Exercise material =

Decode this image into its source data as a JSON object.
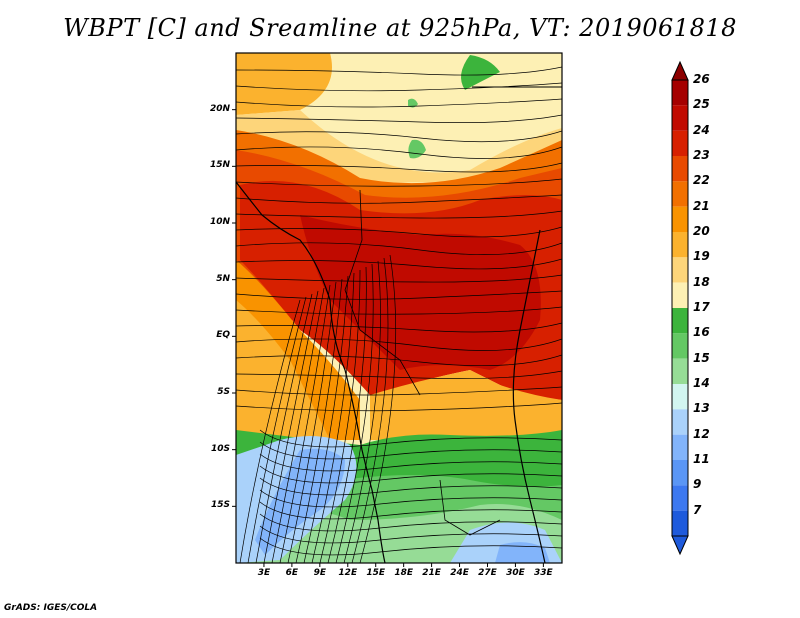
{
  "title": "WBPT [C] and Sreamline at 925hPa, VT: 2019061818",
  "footer": "GrADS: IGES/COLA",
  "map": {
    "lat_ticks": [
      "20N",
      "15N",
      "10N",
      "5N",
      "EQ",
      "5S",
      "10S",
      "15S"
    ],
    "lon_ticks": [
      "3E",
      "6E",
      "9E",
      "12E",
      "15E",
      "18E",
      "21E",
      "24E",
      "27E",
      "30E",
      "33E"
    ],
    "lat_values": [
      20,
      15,
      10,
      5,
      0,
      -5,
      -10,
      -15
    ],
    "lon_values": [
      3,
      6,
      9,
      12,
      15,
      18,
      21,
      24,
      27,
      30,
      33
    ],
    "extent": {
      "lon": [
        0,
        35
      ],
      "lat": [
        -20,
        25
      ]
    }
  },
  "colorbar": {
    "labels": [
      "26",
      "25",
      "24",
      "23",
      "22",
      "21",
      "20",
      "19",
      "18",
      "17",
      "16",
      "15",
      "14",
      "13",
      "12",
      "11",
      "9",
      "7"
    ],
    "colors": [
      "#a50000",
      "#c00a00",
      "#d72000",
      "#e84a00",
      "#f27000",
      "#f99300",
      "#fbb22e",
      "#fdd57a",
      "#fdf0b4",
      "#3cb43c",
      "#64c864",
      "#96dc96",
      "#d2f5f0",
      "#aad2fa",
      "#82b4fa",
      "#5a96f5",
      "#3c78f0",
      "#1e5adc"
    ],
    "top_color": "#8c0000",
    "bottom_color": "#1e5adc"
  }
}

Goal of the exercise = Reproduce all entries exactly. Pictures do not belong in the copy.

Answer to this exercise =
Decode this image into its source data as a JSON object.
{
  "title": "WBPT [C] and Sreamline at 925hPa, VT: 2019061818",
  "footer": "GrADS: IGES/COLA",
  "map": {
    "lat_ticks": [
      "20N",
      "15N",
      "10N",
      "5N",
      "EQ",
      "5S",
      "10S",
      "15S"
    ],
    "lon_ticks": [
      "3E",
      "6E",
      "9E",
      "12E",
      "15E",
      "18E",
      "21E",
      "24E",
      "27E",
      "30E",
      "33E"
    ],
    "lat_values": [
      20,
      15,
      10,
      5,
      0,
      -5,
      -10,
      -15
    ],
    "lon_values": [
      3,
      6,
      9,
      12,
      15,
      18,
      21,
      24,
      27,
      30,
      33
    ],
    "extent": {
      "lon": [
        0,
        35
      ],
      "lat": [
        -20,
        25
      ]
    }
  },
  "colorbar": {
    "labels": [
      "26",
      "25",
      "24",
      "23",
      "22",
      "21",
      "20",
      "19",
      "18",
      "17",
      "16",
      "15",
      "14",
      "13",
      "12",
      "11",
      "9",
      "7"
    ],
    "colors": [
      "#a50000",
      "#c00a00",
      "#d72000",
      "#e84a00",
      "#f27000",
      "#f99300",
      "#fbb22e",
      "#fdd57a",
      "#fdf0b4",
      "#3cb43c",
      "#64c864",
      "#96dc96",
      "#d2f5f0",
      "#aad2fa",
      "#82b4fa",
      "#5a96f5",
      "#3c78f0",
      "#1e5adc"
    ],
    "top_color": "#8c0000",
    "bottom_color": "#1e5adc"
  }
}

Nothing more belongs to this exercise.